### WRITTEN EXERCISE
Please find all lines in the data that hold the string "value" and copy them.

### RECORDS
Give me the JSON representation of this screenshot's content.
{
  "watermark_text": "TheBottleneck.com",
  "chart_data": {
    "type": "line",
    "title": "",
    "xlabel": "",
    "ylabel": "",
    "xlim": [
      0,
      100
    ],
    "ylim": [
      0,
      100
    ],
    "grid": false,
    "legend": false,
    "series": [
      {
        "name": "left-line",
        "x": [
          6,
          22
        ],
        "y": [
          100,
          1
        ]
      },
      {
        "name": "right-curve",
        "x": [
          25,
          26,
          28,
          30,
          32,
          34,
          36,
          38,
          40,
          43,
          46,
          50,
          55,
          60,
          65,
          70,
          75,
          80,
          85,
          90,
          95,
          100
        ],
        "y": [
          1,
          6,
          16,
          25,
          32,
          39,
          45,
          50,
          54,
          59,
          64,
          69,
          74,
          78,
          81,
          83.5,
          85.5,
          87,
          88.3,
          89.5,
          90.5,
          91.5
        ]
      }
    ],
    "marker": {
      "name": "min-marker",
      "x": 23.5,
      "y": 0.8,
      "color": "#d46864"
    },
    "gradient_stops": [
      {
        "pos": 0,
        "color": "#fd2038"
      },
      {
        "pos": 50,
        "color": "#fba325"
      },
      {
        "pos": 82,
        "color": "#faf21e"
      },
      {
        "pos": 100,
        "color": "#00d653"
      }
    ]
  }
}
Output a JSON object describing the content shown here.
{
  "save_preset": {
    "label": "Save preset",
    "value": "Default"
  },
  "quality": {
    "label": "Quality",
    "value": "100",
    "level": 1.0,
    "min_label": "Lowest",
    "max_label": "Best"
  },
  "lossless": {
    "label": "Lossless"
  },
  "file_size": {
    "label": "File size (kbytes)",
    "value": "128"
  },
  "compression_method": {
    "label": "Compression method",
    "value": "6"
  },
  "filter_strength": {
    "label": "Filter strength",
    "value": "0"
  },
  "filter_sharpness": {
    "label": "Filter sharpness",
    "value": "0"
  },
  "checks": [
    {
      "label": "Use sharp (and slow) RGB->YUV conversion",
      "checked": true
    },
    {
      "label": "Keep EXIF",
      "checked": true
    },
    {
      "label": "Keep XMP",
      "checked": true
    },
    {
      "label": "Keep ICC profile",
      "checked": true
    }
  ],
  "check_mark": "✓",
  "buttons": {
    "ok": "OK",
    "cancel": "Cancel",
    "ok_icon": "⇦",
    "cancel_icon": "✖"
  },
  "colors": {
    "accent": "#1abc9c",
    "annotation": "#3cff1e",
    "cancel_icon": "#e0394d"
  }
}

### EXERCISE SOLUTION
    "value": "Default"
    "value": "100",
    "value": "128"
    "value": "6"
    "value": "0"
    "value": "0"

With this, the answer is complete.